> WHAT THIS TASK INVOLVES: Extract every line of the records below verbatim, altering and omitting nothing.

[START SUPPLIED RECORDS]

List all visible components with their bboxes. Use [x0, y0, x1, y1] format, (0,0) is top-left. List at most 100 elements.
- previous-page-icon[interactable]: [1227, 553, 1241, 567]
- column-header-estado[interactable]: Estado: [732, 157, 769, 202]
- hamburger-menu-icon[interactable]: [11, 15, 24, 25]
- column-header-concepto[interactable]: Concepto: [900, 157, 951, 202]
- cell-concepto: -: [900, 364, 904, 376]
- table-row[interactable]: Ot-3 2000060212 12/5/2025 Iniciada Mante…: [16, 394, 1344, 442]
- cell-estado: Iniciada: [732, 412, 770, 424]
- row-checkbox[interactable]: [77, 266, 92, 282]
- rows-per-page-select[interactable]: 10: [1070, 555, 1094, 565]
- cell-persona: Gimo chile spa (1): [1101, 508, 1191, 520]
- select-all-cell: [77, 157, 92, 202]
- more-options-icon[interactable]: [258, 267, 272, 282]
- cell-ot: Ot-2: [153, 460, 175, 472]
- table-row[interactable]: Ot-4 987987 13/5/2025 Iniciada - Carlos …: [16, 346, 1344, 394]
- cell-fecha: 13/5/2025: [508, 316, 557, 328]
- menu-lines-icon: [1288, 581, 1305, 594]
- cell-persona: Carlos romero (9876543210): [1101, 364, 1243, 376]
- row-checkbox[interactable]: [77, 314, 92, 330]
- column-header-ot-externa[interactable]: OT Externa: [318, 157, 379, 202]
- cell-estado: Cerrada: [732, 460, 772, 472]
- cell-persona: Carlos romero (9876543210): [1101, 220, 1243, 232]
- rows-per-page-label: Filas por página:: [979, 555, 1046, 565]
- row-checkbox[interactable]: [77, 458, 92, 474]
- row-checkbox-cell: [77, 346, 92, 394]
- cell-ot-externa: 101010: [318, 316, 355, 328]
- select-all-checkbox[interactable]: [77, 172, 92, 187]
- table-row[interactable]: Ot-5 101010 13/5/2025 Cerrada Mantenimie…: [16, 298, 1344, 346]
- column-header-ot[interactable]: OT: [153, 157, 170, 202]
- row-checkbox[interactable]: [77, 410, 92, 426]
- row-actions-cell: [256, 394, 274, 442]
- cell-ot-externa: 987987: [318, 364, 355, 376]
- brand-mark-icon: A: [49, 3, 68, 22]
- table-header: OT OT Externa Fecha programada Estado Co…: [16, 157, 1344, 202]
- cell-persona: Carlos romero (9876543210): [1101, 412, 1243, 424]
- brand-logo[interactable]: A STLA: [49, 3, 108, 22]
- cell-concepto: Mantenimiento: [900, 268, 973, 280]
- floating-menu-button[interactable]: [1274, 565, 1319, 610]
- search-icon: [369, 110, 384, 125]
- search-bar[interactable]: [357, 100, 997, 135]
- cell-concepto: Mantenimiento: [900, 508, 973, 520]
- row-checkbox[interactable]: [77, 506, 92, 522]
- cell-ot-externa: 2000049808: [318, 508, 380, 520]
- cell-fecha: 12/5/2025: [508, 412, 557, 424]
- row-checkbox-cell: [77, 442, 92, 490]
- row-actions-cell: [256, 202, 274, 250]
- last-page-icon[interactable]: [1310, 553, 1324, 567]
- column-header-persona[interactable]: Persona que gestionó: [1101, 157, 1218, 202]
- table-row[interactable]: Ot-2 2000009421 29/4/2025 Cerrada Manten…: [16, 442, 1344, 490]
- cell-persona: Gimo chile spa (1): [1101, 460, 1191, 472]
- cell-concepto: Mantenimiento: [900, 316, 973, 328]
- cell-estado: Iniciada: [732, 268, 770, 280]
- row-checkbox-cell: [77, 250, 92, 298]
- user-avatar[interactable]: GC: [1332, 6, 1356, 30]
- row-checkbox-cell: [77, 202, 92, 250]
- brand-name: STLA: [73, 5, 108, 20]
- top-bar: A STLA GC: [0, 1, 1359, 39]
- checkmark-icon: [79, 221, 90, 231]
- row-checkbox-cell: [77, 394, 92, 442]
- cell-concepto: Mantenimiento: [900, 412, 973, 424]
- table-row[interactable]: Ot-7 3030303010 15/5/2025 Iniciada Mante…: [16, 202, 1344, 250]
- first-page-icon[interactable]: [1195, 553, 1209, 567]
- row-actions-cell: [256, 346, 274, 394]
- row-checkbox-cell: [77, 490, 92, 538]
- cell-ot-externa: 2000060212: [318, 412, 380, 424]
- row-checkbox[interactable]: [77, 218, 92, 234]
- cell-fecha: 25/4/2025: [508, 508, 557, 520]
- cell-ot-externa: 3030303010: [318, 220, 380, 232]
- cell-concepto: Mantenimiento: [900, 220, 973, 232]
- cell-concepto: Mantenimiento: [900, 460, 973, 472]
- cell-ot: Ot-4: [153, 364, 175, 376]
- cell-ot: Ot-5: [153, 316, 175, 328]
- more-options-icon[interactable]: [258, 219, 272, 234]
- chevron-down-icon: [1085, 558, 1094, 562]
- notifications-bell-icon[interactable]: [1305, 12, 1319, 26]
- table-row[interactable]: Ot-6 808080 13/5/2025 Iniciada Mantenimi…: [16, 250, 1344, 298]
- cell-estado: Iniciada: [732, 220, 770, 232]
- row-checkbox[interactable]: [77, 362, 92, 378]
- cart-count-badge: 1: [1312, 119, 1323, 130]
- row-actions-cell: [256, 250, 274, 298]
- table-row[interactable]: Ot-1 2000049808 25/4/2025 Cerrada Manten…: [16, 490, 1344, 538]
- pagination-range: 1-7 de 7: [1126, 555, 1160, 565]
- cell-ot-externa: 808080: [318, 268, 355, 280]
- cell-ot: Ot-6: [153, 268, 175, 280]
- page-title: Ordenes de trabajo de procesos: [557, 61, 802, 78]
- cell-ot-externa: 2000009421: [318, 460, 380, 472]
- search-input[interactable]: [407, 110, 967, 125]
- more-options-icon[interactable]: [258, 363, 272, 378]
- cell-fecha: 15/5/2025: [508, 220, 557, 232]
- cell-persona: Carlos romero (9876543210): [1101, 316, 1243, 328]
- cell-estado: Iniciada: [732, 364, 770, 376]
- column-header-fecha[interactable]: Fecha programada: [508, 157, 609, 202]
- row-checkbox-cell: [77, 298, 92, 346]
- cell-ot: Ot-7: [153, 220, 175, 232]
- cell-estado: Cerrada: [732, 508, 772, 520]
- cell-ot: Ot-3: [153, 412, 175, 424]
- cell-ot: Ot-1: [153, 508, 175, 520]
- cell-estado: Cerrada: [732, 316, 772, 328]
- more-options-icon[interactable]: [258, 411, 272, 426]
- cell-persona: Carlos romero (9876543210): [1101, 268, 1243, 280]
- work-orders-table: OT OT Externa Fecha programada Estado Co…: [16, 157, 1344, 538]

[END SUPPLIED RECORDS]

> ANSWER TO THIS PROBLEM:
List all visible components with their bboxes. Use [x0, y0, x1, y1] format, (0,0) is top-left. List at most 100 elements.
- previous-page-icon[interactable]: [1227, 553, 1241, 567]
- column-header-estado[interactable]: Estado: [732, 157, 769, 202]
- hamburger-menu-icon[interactable]: [11, 15, 24, 25]
- column-header-concepto[interactable]: Concepto: [900, 157, 951, 202]
- cell-concepto: -: [900, 364, 904, 376]
- table-row[interactable]: Ot-3 2000060212 12/5/2025 Iniciada Mante…: [16, 394, 1344, 442]
- cell-estado: Iniciada: [732, 412, 770, 424]
- row-checkbox[interactable]: [77, 266, 92, 282]
- rows-per-page-select[interactable]: 10: [1070, 555, 1094, 565]
- cell-persona: Gimo chile spa (1): [1101, 508, 1191, 520]
- select-all-cell: [77, 157, 92, 202]
- more-options-icon[interactable]: [258, 267, 272, 282]
- cell-ot: Ot-2: [153, 460, 175, 472]
- table-row[interactable]: Ot-4 987987 13/5/2025 Iniciada - Carlos …: [16, 346, 1344, 394]
- cell-fecha: 13/5/2025: [508, 316, 557, 328]
- menu-lines-icon: [1288, 581, 1305, 594]
- cell-persona: Carlos romero (9876543210): [1101, 364, 1243, 376]
- row-checkbox[interactable]: [77, 314, 92, 330]
- column-header-ot-externa[interactable]: OT Externa: [318, 157, 379, 202]
- cell-estado: Cerrada: [732, 460, 772, 472]
- cell-persona: Carlos romero (9876543210): [1101, 220, 1243, 232]
- rows-per-page-label: Filas por página:: [979, 555, 1046, 565]
- row-checkbox[interactable]: [77, 458, 92, 474]
- row-checkbox-cell: [77, 346, 92, 394]
- cell-ot-externa: 101010: [318, 316, 355, 328]
- select-all-checkbox[interactable]: [77, 172, 92, 187]
- table-row[interactable]: Ot-5 101010 13/5/2025 Cerrada Mantenimie…: [16, 298, 1344, 346]
- column-header-ot[interactable]: OT: [153, 157, 170, 202]
- row-checkbox[interactable]: [77, 410, 92, 426]
- row-actions-cell: [256, 394, 274, 442]
- cell-ot-externa: 987987: [318, 364, 355, 376]
- brand-mark-icon: A: [49, 3, 68, 22]
- table-header: OT OT Externa Fecha programada Estado Co…: [16, 157, 1344, 202]
- cell-persona: Carlos romero (9876543210): [1101, 412, 1243, 424]
- brand-logo[interactable]: A STLA: [49, 3, 108, 22]
- cell-concepto: Mantenimiento: [900, 268, 973, 280]
- floating-menu-button[interactable]: [1274, 565, 1319, 610]
- search-icon: [369, 110, 384, 125]
- search-bar[interactable]: [357, 100, 997, 135]
- cell-concepto: Mantenimiento: [900, 508, 973, 520]
- row-checkbox[interactable]: [77, 506, 92, 522]
- cell-ot-externa: 2000049808: [318, 508, 380, 520]
- cell-fecha: 12/5/2025: [508, 412, 557, 424]
- row-checkbox-cell: [77, 442, 92, 490]
- row-actions-cell: [256, 202, 274, 250]
- last-page-icon[interactable]: [1310, 553, 1324, 567]
- column-header-persona[interactable]: Persona que gestionó: [1101, 157, 1218, 202]
- table-row[interactable]: Ot-2 2000009421 29/4/2025 Cerrada Manten…: [16, 442, 1344, 490]
- cell-persona: Gimo chile spa (1): [1101, 460, 1191, 472]
- cell-concepto: Mantenimiento: [900, 316, 973, 328]
- cell-estado: Iniciada: [732, 268, 770, 280]
- row-checkbox-cell: [77, 250, 92, 298]
- user-avatar[interactable]: GC: [1332, 6, 1356, 30]
- row-checkbox-cell: [77, 202, 92, 250]
- brand-name: STLA: [73, 5, 108, 20]
- top-bar: A STLA GC: [0, 1, 1359, 39]
- checkmark-icon: [79, 221, 90, 231]
- row-checkbox-cell: [77, 394, 92, 442]
- cell-concepto: Mantenimiento: [900, 412, 973, 424]
- table-row[interactable]: Ot-7 3030303010 15/5/2025 Iniciada Mante…: [16, 202, 1344, 250]
- first-page-icon[interactable]: [1195, 553, 1209, 567]
- row-actions-cell: [256, 346, 274, 394]
- row-checkbox-cell: [77, 490, 92, 538]
- cell-ot-externa: 2000060212: [318, 412, 380, 424]
- row-checkbox[interactable]: [77, 218, 92, 234]
- cell-fecha: 25/4/2025: [508, 508, 557, 520]
- cell-ot-externa: 3030303010: [318, 220, 380, 232]
- cell-concepto: Mantenimiento: [900, 220, 973, 232]
- cell-concepto: Mantenimiento: [900, 460, 973, 472]
- cell-ot: Ot-4: [153, 364, 175, 376]
- cell-ot: Ot-5: [153, 316, 175, 328]
- more-options-icon[interactable]: [258, 219, 272, 234]
- chevron-down-icon: [1085, 558, 1094, 562]
- notifications-bell-icon[interactable]: [1305, 12, 1319, 26]
- table-row[interactable]: Ot-6 808080 13/5/2025 Iniciada Mantenimi…: [16, 250, 1344, 298]
- cell-estado: Iniciada: [732, 220, 770, 232]
- row-checkbox[interactable]: [77, 362, 92, 378]
- cart-count-badge: 1: [1312, 119, 1323, 130]
- row-actions-cell: [256, 250, 274, 298]
- table-row[interactable]: Ot-1 2000049808 25/4/2025 Cerrada Manten…: [16, 490, 1344, 538]
- pagination-range: 1-7 de 7: [1126, 555, 1160, 565]
- cell-ot-externa: 808080: [318, 268, 355, 280]
- cell-ot: Ot-6: [153, 268, 175, 280]
- page-title: Ordenes de trabajo de procesos: [557, 61, 802, 78]
- cell-ot-externa: 2000009421: [318, 460, 380, 472]
- search-input[interactable]: [407, 110, 967, 125]
- more-options-icon[interactable]: [258, 363, 272, 378]
- cell-fecha: 15/5/2025: [508, 220, 557, 232]
- cell-persona: Carlos romero (9876543210): [1101, 316, 1243, 328]
- cell-estado: Iniciada: [732, 364, 770, 376]
- column-header-fecha[interactable]: Fecha programada: [508, 157, 609, 202]
- row-checkbox-cell: [77, 298, 92, 346]
- cell-ot: Ot-7: [153, 220, 175, 232]
- cell-estado: Cerrada: [732, 508, 772, 520]
- cell-ot: Ot-3: [153, 412, 175, 424]
- cell-ot: Ot-1: [153, 508, 175, 520]
- cell-estado: Cerrada: [732, 316, 772, 328]
- more-options-icon[interactable]: [258, 411, 272, 426]
- cell-persona: Carlos romero (9876543210): [1101, 268, 1243, 280]
- work-orders-table: OT OT Externa Fecha programada Estado Co…: [16, 157, 1344, 538]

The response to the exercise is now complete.